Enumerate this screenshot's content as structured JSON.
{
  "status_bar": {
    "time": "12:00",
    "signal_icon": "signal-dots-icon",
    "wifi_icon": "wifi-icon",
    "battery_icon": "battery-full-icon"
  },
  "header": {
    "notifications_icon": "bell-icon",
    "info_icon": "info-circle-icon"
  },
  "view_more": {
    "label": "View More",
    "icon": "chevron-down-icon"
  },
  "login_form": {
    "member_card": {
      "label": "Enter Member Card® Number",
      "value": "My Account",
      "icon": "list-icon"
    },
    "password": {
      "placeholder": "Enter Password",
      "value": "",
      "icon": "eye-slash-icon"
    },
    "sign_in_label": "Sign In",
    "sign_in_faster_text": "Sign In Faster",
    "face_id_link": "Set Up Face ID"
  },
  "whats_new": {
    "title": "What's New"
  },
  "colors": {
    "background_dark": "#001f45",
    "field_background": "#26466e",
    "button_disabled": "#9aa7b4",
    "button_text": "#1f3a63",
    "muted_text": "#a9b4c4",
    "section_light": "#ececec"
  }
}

+ + +

** Written request **
Display every line of the listing that contains the string "icon".

** Task answer **
    "signal_icon": "signal-dots-icon",
    "wifi_icon": "wifi-icon",
    "battery_icon": "battery-full-icon"
    "notifications_icon": "bell-icon",
    "info_icon": "info-circle-icon"
    "icon": "chevron-down-icon"
      "icon": "list-icon"
      "icon": "eye-slash-icon"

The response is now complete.